··· Data records

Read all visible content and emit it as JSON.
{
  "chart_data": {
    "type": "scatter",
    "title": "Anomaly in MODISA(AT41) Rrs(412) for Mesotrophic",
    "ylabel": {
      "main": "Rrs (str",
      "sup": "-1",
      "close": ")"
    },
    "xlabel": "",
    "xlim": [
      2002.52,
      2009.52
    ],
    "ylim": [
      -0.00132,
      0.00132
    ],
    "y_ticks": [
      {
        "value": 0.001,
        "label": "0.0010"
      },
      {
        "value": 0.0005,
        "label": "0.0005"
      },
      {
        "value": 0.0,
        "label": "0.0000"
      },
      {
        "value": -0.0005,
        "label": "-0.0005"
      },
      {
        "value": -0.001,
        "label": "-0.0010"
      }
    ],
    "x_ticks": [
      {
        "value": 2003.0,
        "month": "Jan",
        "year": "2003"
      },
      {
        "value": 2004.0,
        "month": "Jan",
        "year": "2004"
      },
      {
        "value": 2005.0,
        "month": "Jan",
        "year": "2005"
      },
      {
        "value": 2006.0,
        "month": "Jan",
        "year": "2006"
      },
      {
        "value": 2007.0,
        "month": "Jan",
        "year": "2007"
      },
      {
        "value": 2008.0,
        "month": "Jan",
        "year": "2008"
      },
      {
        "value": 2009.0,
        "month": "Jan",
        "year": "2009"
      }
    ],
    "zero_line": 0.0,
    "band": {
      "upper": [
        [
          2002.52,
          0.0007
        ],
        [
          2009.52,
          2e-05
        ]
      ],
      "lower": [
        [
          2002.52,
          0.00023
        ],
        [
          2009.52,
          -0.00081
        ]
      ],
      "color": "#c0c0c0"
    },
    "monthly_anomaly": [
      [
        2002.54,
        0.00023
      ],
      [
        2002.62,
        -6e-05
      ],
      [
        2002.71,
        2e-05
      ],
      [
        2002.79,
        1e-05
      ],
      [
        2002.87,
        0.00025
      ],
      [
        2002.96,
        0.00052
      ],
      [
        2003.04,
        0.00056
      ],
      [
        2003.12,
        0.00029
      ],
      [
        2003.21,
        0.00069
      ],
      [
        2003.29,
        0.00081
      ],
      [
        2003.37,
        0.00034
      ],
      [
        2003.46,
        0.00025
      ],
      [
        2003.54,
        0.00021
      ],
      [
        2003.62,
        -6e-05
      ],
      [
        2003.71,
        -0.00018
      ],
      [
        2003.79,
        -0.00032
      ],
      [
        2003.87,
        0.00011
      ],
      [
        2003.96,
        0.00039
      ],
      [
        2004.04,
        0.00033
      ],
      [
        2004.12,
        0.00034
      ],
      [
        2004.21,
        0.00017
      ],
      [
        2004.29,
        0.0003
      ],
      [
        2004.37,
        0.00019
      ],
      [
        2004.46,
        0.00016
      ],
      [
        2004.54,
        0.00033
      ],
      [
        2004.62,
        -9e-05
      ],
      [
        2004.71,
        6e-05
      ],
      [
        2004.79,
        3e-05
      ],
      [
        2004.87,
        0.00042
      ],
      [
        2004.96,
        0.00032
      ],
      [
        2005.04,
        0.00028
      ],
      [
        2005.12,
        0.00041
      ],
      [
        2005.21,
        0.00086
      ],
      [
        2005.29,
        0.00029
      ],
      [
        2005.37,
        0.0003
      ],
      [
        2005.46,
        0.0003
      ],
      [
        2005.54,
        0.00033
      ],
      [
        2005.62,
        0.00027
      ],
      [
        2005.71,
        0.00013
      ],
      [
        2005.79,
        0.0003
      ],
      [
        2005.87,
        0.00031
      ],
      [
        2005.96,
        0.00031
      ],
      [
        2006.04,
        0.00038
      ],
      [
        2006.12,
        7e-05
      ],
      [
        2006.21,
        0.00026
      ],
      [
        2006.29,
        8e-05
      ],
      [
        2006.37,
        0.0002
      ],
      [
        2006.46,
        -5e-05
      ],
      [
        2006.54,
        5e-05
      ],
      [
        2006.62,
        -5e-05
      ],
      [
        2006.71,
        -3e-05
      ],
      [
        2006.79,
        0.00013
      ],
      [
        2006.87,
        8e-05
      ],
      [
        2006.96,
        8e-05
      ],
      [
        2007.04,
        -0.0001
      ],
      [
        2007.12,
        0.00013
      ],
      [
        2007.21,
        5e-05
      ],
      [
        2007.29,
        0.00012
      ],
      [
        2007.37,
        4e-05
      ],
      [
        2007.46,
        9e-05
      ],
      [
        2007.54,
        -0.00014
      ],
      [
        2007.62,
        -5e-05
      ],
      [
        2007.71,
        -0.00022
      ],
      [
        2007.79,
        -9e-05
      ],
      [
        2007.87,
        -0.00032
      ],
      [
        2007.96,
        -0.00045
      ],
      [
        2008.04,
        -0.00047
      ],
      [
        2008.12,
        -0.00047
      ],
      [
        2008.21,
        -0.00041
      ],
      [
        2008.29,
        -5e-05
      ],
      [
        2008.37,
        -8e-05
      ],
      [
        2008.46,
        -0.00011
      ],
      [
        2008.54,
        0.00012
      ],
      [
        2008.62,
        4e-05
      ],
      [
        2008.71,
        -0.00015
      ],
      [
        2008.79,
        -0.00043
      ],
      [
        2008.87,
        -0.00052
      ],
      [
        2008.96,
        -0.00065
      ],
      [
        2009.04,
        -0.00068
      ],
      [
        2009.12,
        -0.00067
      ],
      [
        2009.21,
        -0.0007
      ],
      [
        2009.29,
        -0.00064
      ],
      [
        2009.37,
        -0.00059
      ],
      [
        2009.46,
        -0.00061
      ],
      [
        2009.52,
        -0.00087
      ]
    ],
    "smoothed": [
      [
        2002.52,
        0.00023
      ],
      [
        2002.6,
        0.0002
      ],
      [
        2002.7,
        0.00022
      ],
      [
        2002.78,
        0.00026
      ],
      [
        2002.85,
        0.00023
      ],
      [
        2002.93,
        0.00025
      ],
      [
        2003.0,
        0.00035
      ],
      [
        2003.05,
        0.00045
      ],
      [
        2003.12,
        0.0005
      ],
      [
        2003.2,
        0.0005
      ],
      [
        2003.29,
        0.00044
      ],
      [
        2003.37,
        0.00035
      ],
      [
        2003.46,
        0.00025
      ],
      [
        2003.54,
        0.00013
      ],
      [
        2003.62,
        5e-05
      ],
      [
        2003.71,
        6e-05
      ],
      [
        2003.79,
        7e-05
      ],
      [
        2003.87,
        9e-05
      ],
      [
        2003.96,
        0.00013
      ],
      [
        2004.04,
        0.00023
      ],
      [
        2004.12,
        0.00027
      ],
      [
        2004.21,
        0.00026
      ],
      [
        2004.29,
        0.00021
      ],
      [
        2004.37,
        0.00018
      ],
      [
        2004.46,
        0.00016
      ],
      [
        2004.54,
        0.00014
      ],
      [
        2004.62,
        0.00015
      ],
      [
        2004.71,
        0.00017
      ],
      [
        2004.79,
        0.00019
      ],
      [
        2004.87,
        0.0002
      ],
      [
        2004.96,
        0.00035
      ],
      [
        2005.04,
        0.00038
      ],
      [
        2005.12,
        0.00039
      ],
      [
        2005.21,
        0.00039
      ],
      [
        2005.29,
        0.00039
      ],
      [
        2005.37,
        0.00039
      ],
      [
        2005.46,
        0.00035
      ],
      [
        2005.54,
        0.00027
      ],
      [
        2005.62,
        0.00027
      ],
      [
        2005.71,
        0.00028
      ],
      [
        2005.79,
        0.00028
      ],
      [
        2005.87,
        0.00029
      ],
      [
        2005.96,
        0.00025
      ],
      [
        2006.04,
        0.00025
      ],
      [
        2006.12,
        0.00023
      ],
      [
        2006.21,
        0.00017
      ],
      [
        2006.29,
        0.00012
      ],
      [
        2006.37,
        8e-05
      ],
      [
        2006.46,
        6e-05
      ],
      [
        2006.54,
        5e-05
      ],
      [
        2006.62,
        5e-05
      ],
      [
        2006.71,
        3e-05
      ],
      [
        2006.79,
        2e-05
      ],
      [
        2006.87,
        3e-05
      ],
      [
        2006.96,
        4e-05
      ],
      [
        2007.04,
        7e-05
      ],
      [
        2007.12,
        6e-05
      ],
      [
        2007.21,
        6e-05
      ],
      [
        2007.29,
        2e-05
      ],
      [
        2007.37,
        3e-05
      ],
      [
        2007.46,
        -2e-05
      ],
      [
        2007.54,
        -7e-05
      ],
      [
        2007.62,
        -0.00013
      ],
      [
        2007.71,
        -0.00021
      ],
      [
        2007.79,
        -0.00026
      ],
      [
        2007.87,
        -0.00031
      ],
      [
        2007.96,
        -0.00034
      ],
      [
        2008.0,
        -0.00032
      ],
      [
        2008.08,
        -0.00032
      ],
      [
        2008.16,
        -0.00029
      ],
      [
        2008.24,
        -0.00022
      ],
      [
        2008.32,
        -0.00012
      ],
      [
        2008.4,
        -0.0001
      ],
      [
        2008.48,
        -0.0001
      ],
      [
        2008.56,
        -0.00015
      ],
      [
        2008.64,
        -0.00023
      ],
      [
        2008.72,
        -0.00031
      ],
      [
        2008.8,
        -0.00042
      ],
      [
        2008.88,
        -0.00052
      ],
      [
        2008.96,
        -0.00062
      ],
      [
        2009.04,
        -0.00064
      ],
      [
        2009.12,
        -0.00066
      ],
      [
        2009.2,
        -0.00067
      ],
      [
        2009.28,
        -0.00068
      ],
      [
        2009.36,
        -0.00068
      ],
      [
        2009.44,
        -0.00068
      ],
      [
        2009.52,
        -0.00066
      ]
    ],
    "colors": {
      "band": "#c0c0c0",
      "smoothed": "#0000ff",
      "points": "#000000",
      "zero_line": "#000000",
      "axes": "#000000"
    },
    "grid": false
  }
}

······

Working from the entries above, return all lines that contain "year".

= Response to the exercise =
        "year": "2003"
        "year": "2004"
        "year": "2005"
        "year": "2006"
        "year": "2007"
        "year": "2008"
        "year": "2009"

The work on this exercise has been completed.